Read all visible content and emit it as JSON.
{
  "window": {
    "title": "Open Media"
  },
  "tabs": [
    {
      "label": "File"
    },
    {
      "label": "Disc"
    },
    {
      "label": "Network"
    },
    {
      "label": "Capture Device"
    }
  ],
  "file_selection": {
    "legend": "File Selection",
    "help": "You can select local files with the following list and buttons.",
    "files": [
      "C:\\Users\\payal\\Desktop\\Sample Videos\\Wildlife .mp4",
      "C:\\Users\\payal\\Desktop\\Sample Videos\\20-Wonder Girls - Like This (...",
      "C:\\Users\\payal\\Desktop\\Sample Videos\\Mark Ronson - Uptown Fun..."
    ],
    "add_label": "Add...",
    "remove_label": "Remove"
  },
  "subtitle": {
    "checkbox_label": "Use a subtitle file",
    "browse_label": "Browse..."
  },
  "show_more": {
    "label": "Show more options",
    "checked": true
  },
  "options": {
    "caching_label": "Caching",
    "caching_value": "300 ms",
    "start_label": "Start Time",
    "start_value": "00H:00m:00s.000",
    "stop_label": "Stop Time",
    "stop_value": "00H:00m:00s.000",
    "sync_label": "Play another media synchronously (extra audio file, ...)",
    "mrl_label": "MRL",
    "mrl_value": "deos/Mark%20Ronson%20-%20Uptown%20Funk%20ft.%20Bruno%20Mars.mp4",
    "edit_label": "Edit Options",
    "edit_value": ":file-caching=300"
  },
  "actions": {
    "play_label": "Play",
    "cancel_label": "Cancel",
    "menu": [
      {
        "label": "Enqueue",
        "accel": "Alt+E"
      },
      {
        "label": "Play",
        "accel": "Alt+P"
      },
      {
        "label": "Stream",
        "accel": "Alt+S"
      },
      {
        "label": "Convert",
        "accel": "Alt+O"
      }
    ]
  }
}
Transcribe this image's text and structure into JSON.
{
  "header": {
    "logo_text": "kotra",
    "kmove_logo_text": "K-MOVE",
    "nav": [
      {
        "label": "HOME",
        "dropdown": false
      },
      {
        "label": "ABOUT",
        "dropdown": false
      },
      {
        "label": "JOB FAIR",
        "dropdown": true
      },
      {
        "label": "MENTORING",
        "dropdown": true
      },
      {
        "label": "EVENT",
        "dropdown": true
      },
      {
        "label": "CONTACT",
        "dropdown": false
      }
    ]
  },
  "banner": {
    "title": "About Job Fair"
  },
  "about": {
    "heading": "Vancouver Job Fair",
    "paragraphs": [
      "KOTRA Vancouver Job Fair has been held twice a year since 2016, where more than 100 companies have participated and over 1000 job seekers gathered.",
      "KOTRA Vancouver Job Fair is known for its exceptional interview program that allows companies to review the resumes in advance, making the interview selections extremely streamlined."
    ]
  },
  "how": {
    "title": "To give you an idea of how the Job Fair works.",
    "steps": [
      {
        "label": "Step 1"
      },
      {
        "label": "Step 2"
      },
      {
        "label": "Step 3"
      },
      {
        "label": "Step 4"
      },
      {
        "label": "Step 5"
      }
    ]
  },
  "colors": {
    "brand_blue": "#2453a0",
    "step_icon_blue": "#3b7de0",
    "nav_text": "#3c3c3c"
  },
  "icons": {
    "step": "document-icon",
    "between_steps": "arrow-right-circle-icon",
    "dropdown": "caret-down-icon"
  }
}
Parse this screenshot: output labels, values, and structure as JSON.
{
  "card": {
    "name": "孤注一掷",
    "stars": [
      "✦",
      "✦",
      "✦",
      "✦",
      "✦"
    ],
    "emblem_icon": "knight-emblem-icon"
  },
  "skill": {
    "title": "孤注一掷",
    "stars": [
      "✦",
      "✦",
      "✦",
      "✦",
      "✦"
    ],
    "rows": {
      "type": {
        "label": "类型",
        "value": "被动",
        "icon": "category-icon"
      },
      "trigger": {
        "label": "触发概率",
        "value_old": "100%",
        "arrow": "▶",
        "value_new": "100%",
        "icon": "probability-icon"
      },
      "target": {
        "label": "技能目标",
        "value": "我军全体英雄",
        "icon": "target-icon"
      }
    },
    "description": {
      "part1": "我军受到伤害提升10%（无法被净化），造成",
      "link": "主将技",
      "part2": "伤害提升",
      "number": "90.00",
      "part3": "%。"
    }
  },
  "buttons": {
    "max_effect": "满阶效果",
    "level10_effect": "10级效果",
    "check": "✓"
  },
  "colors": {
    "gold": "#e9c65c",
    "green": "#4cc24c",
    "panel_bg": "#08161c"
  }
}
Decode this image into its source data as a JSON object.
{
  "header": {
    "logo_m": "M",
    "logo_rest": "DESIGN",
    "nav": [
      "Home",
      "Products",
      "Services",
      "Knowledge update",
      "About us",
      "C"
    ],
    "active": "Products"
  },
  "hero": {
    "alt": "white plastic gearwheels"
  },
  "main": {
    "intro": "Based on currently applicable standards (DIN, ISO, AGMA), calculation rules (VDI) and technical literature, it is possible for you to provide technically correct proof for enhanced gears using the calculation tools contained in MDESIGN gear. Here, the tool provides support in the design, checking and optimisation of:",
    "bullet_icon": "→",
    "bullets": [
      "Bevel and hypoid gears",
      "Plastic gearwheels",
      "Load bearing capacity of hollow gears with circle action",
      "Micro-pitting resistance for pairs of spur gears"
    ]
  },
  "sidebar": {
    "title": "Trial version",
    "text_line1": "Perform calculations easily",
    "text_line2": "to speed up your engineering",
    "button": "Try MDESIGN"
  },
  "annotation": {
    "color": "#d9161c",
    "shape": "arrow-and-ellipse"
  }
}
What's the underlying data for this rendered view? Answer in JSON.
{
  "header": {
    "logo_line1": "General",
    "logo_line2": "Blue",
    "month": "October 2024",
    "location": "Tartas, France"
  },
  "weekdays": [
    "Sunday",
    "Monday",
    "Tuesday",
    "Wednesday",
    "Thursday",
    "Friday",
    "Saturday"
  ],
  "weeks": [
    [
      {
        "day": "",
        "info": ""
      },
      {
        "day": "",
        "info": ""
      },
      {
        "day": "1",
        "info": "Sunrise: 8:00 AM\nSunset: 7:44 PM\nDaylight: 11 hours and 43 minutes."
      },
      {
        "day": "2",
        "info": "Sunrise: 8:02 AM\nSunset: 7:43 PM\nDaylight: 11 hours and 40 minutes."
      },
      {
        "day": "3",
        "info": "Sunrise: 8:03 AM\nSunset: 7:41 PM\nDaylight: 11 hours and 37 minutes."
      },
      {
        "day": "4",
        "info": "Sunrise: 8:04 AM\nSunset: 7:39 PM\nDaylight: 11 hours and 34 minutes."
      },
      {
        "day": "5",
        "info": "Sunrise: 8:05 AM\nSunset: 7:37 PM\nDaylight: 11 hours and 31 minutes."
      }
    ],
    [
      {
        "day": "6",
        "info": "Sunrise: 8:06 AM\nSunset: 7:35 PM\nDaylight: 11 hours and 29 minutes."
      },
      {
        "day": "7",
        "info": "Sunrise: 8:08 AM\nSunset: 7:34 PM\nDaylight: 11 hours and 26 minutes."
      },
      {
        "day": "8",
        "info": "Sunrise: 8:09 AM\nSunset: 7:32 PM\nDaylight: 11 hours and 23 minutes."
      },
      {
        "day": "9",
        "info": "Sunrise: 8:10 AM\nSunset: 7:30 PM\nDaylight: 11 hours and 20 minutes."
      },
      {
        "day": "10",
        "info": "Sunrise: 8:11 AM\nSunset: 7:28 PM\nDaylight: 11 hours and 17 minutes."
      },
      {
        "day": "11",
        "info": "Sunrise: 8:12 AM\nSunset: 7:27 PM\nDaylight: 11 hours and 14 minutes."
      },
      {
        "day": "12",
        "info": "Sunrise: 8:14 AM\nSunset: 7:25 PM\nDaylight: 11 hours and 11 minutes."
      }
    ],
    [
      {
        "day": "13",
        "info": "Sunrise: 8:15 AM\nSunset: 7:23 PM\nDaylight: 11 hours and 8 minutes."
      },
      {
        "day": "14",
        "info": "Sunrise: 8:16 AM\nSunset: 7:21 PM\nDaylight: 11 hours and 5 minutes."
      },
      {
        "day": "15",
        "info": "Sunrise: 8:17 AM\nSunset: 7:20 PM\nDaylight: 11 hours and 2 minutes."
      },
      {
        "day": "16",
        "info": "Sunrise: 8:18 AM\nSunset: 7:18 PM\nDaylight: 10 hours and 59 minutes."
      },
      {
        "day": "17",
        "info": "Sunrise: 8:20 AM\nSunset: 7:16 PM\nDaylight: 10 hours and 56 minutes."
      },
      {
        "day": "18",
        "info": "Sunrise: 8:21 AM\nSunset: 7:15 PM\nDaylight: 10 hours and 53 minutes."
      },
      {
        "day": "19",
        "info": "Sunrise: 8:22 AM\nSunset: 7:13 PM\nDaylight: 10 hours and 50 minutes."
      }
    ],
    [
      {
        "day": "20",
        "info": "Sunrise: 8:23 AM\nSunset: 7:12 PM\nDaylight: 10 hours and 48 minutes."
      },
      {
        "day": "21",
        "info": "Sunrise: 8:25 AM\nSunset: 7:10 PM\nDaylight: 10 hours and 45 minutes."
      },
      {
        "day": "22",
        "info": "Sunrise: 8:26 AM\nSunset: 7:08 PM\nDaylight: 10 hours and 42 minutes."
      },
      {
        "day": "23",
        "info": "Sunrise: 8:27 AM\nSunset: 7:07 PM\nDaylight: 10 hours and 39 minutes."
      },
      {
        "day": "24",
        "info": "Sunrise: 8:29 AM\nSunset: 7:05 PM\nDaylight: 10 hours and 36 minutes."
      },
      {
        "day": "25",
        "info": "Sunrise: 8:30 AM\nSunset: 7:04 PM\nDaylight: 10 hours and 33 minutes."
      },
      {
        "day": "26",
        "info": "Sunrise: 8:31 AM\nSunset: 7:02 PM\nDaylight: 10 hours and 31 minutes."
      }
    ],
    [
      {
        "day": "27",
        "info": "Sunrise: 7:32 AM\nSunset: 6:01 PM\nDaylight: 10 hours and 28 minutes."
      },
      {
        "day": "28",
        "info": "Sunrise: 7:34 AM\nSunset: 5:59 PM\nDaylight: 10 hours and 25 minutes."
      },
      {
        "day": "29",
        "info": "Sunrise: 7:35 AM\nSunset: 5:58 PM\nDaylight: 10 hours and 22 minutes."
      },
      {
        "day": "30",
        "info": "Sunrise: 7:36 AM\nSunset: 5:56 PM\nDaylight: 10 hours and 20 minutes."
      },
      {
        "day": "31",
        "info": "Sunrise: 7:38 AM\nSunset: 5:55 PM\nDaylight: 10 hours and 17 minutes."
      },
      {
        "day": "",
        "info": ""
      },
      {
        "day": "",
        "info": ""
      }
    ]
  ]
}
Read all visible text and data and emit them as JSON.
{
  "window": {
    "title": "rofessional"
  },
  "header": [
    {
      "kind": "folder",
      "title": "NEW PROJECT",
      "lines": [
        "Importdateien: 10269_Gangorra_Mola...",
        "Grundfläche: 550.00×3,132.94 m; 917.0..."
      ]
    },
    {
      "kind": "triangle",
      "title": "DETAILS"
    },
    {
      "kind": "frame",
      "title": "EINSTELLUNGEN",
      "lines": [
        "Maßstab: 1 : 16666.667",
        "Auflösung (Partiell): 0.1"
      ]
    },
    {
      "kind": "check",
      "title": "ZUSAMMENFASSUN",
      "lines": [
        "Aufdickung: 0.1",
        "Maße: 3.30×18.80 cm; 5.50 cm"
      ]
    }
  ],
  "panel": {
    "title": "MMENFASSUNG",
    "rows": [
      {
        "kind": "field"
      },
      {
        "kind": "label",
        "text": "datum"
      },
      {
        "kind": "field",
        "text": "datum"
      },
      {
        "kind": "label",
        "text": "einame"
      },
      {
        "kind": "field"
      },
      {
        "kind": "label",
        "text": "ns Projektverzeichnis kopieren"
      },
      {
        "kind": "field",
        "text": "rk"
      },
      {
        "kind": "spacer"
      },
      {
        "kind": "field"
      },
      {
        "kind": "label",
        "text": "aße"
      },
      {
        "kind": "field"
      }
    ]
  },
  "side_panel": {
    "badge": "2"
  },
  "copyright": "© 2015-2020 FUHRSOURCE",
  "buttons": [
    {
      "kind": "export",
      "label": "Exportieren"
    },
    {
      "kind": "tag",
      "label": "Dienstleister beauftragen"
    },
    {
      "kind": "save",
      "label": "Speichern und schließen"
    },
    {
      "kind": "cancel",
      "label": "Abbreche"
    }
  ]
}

-.-.-

#### Short task:
Using the listing above, say how many of its lines contain the string "Mark", giving nothing but the figure.

#### Solution for this exercise:
2